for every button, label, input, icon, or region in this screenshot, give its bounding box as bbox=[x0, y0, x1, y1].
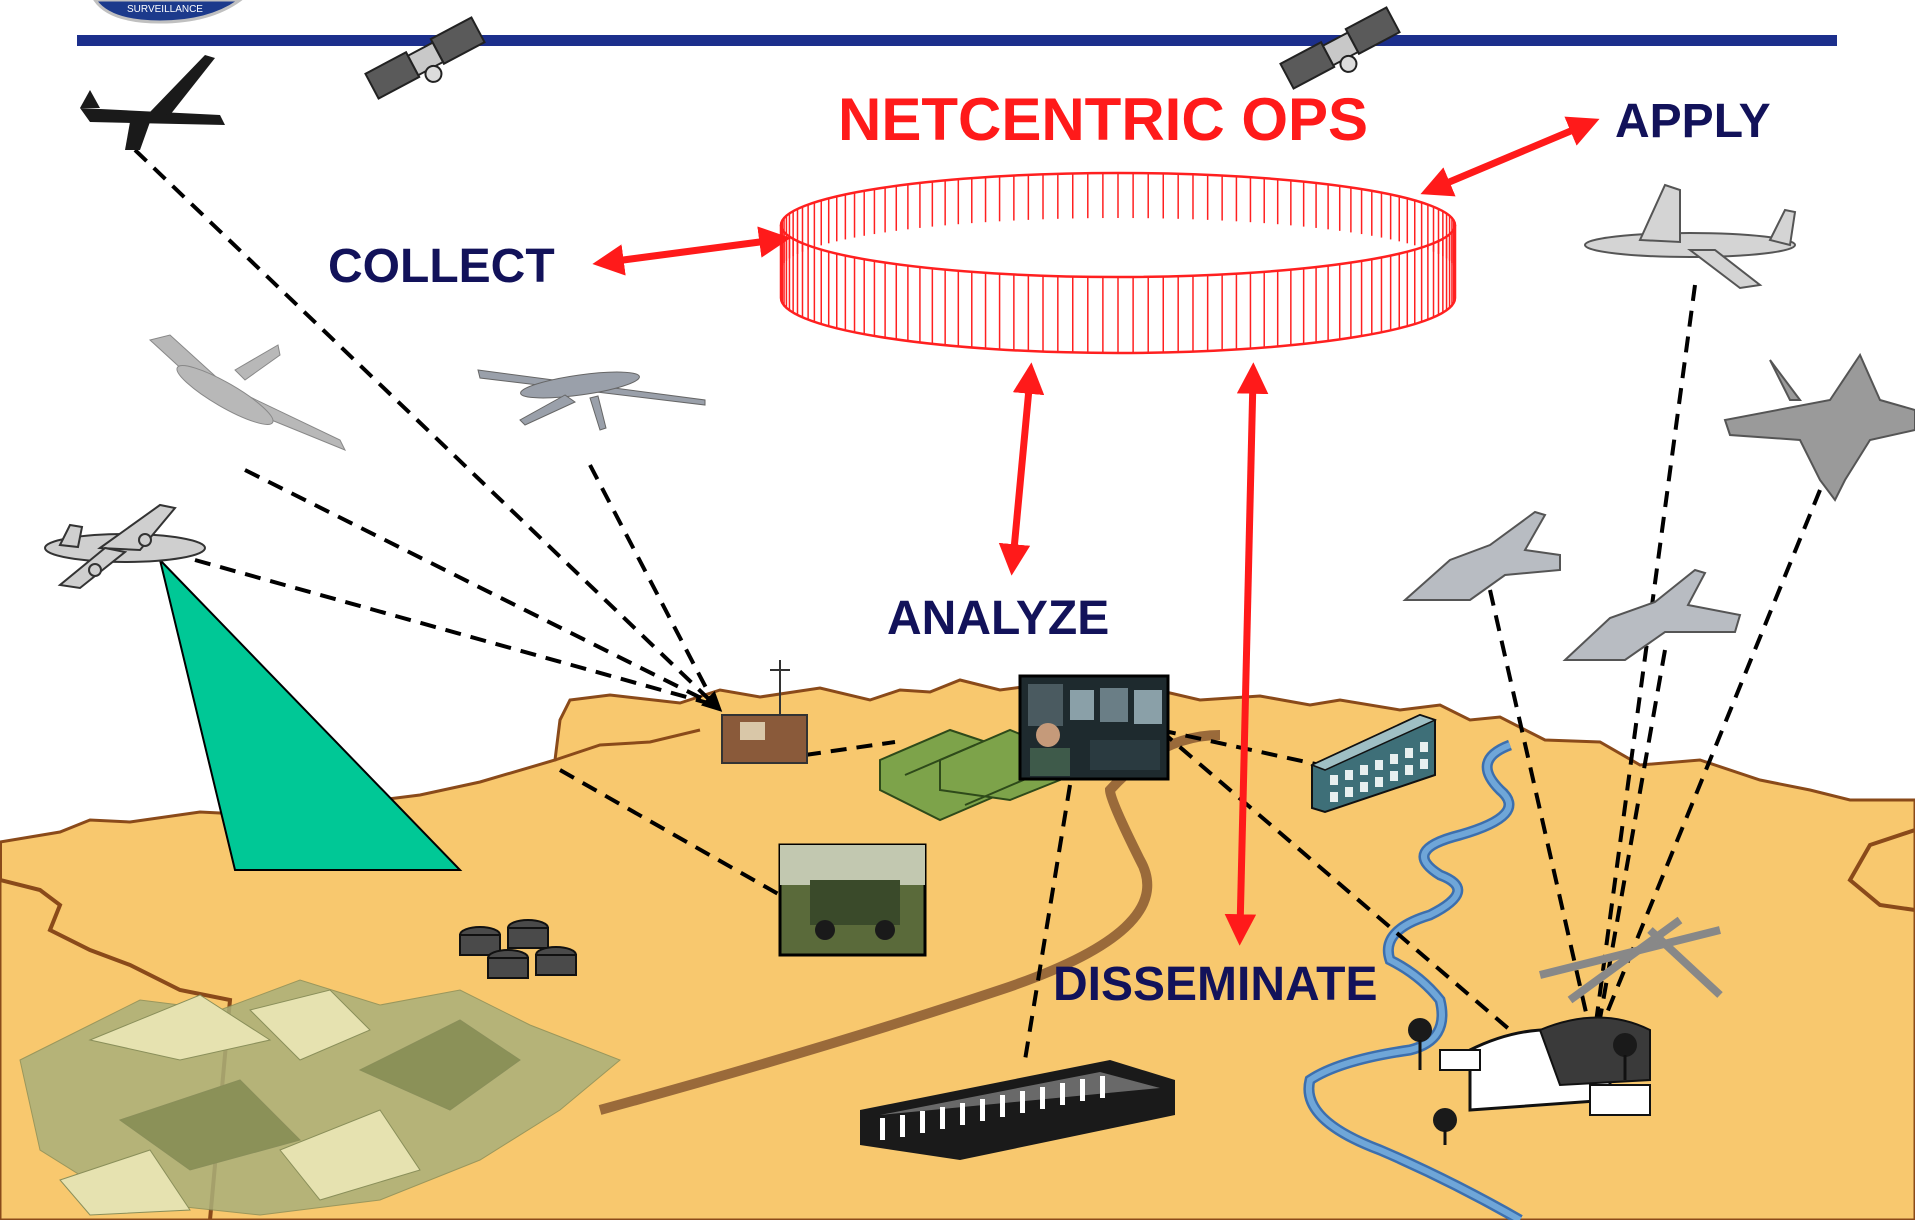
fuel-tanks-icon bbox=[459, 919, 577, 979]
flow-arrows bbox=[592, 116, 1600, 946]
disseminate-arrow bbox=[1224, 362, 1269, 946]
humvee-photo bbox=[778, 843, 927, 957]
logo-text: SURVEILLANCE bbox=[127, 4, 203, 15]
header-rule bbox=[77, 35, 1837, 46]
label-analyze: ANALYZE bbox=[887, 592, 1109, 645]
hangar-base-icon bbox=[1408, 1016, 1651, 1145]
label-apply: APPLY bbox=[1615, 95, 1771, 148]
logo-badge: SURVEILLANCE bbox=[93, 0, 243, 24]
label-collect: COLLECT bbox=[328, 240, 555, 293]
office-building-icon bbox=[1310, 713, 1438, 814]
jstars-aircraft-icon bbox=[44, 503, 206, 590]
predator-uav-icon bbox=[477, 369, 706, 431]
mountain-range bbox=[19, 979, 621, 1216]
business-jet-icon bbox=[1584, 183, 1797, 290]
operations-center-photo bbox=[1018, 674, 1170, 781]
satellite-icon bbox=[1279, 6, 1401, 90]
airfield-runway-icon bbox=[1539, 916, 1723, 1004]
sensor-beam bbox=[158, 556, 463, 871]
analyze-arrow bbox=[998, 362, 1045, 576]
ground-station-icon bbox=[721, 660, 808, 764]
f22-fighter-icon bbox=[1723, 352, 1915, 502]
satellite-icon bbox=[364, 16, 486, 100]
collect-arrow bbox=[592, 226, 791, 276]
u2-spyplane-icon bbox=[80, 55, 225, 150]
title-netcentric-ops: NETCENTRIC OPS bbox=[838, 86, 1368, 153]
f16-fighter-icon bbox=[1562, 568, 1742, 661]
netcentric-ring bbox=[779, 171, 1457, 355]
apply-arrow bbox=[1420, 116, 1600, 197]
headquarters-building-icon bbox=[860, 1060, 1175, 1160]
label-disseminate: DISSEMINATE bbox=[1053, 958, 1377, 1011]
global-hawk-uav-icon bbox=[148, 334, 347, 451]
f16-fighter-icon bbox=[1402, 510, 1561, 601]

### WHAT YOU WILL DO
Quote the stretch of entries from the line containing "fuel-tanks-icon bbox=[459, 919, 577, 979]" through the line containing "hangar-base-icon bbox=[1408, 1016, 1651, 1145]", with both of those lines included.

### IN RESPONSE
fuel-tanks-icon bbox=[459, 919, 577, 979]
flow-arrows bbox=[592, 116, 1600, 946]
disseminate-arrow bbox=[1224, 362, 1269, 946]
humvee-photo bbox=[778, 843, 927, 957]
logo-text: SURVEILLANCE bbox=[127, 4, 203, 15]
header-rule bbox=[77, 35, 1837, 46]
label-analyze: ANALYZE bbox=[887, 592, 1109, 645]
hangar-base-icon bbox=[1408, 1016, 1651, 1145]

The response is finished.